### DIRECTION
Give back all the data exactly, line by line.

Records from a dataset

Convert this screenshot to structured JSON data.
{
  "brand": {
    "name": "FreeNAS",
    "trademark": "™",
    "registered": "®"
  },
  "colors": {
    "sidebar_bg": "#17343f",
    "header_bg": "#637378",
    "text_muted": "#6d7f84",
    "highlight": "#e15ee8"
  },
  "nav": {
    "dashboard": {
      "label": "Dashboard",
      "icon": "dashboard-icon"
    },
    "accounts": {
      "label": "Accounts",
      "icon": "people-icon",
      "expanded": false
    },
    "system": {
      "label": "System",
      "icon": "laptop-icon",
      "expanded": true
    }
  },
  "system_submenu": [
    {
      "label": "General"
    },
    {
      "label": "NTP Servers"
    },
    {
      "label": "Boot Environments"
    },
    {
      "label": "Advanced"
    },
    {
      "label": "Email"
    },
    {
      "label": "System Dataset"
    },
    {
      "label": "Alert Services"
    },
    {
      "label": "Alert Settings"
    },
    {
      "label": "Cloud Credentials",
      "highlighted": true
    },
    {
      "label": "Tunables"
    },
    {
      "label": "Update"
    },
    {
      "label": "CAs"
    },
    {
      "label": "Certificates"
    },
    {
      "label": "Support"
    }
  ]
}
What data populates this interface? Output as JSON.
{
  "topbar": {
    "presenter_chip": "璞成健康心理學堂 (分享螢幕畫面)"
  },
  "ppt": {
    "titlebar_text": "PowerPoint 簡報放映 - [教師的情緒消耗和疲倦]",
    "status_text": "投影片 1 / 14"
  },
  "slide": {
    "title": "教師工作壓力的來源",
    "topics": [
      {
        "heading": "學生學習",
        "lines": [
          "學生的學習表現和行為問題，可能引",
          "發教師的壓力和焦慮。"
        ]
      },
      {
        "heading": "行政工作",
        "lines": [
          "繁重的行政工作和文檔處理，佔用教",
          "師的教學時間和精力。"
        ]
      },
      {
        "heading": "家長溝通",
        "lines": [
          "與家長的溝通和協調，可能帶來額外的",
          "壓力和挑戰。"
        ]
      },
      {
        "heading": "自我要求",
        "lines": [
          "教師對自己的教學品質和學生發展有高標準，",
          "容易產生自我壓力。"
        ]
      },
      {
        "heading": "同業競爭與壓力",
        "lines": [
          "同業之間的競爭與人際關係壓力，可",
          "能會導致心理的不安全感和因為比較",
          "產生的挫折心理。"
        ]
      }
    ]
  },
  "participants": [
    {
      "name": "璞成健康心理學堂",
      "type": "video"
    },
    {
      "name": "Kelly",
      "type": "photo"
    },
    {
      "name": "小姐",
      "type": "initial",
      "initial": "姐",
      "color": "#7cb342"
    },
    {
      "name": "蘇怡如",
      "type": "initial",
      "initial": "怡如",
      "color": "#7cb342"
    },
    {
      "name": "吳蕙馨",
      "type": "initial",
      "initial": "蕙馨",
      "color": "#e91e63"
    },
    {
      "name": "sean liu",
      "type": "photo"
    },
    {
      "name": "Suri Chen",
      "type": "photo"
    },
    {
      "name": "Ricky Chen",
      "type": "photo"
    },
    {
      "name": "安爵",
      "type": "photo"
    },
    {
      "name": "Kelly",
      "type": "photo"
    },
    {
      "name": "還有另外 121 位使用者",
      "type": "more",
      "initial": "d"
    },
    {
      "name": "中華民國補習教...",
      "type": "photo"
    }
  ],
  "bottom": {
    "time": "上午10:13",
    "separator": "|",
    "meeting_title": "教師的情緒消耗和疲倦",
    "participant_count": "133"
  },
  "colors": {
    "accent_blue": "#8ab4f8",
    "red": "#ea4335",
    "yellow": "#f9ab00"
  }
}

### EXERCISE OUTPUT
Convert this screenshot to structured JSON data.
{
  "brand": {
    "name": "FreeNAS",
    "trademark": "™",
    "registered": "®"
  },
  "colors": {
    "sidebar_bg": "#17343f",
    "header_bg": "#637378",
    "text_muted": "#6d7f84",
    "highlight": "#e15ee8"
  },
  "nav": {
    "dashboard": {
      "label": "Dashboard",
      "icon": "dashboard-icon"
    },
    "accounts": {
      "label": "Accounts",
      "icon": "people-icon",
      "expanded": false
    },
    "system": {
      "label": "System",
      "icon": "laptop-icon",
      "expanded": true
    }
  },
  "system_submenu": [
    {
      "label": "General"
    },
    {
      "label": "NTP Servers"
    },
    {
      "label": "Boot Environments"
    },
    {
      "label": "Advanced"
    },
    {
      "label": "Email"
    },
    {
      "label": "System Dataset"
    },
    {
      "label": "Alert Services"
    },
    {
      "label": "Alert Settings"
    },
    {
      "label": "Cloud Credentials",
      "highlighted": true
    },
    {
      "label": "Tunables"
    },
    {
      "label": "Update"
    },
    {
      "label": "CAs"
    },
    {
      "label": "Certificates"
    },
    {
      "label": "Support"
    }
  ]
}
What data populates this interface? Output as JSON.
{
  "topbar": {
    "presenter_chip": "璞成健康心理學堂 (分享螢幕畫面)"
  },
  "ppt": {
    "titlebar_text": "PowerPoint 簡報放映 - [教師的情緒消耗和疲倦]",
    "status_text": "投影片 1 / 14"
  },
  "slide": {
    "title": "教師工作壓力的來源",
    "topics": [
      {
        "heading": "學生學習",
        "lines": [
          "學生的學習表現和行為問題，可能引",
          "發教師的壓力和焦慮。"
        ]
      },
      {
        "heading": "行政工作",
        "lines": [
          "繁重的行政工作和文檔處理，佔用教",
          "師的教學時間和精力。"
        ]
      },
      {
        "heading": "家長溝通",
        "lines": [
          "與家長的溝通和協調，可能帶來額外的",
          "壓力和挑戰。"
        ]
      },
      {
        "heading": "自我要求",
        "lines": [
          "教師對自己的教學品質和學生發展有高標準，",
          "容易產生自我壓力。"
        ]
      },
      {
        "heading": "同業競爭與壓力",
        "lines": [
          "同業之間的競爭與人際關係壓力，可",
          "能會導致心理的不安全感和因為比較",
          "產生的挫折心理。"
        ]
      }
    ]
  },
  "participants": [
    {
      "name": "璞成健康心理學堂",
      "type": "video"
    },
    {
      "name": "Kelly",
      "type": "photo"
    },
    {
      "name": "小姐",
      "type": "initial",
      "initial": "姐",
      "color": "#7cb342"
    },
    {
      "name": "蘇怡如",
      "type": "initial",
      "initial": "怡如",
      "color": "#7cb342"
    },
    {
      "name": "吳蕙馨",
      "type": "initial",
      "initial": "蕙馨",
      "color": "#e91e63"
    },
    {
      "name": "sean liu",
      "type": "photo"
    },
    {
      "name": "Suri Chen",
      "type": "photo"
    },
    {
      "name": "Ricky Chen",
      "type": "photo"
    },
    {
      "name": "安爵",
      "type": "photo"
    },
    {
      "name": "Kelly",
      "type": "photo"
    },
    {
      "name": "還有另外 121 位使用者",
      "type": "more",
      "initial": "d"
    },
    {
      "name": "中華民國補習教...",
      "type": "photo"
    }
  ],
  "bottom": {
    "time": "上午10:13",
    "separator": "|",
    "meeting_title": "教師的情緒消耗和疲倦",
    "participant_count": "133"
  },
  "colors": {
    "accent_blue": "#8ab4f8",
    "red": "#ea4335",
    "yellow": "#f9ab00"
  }
}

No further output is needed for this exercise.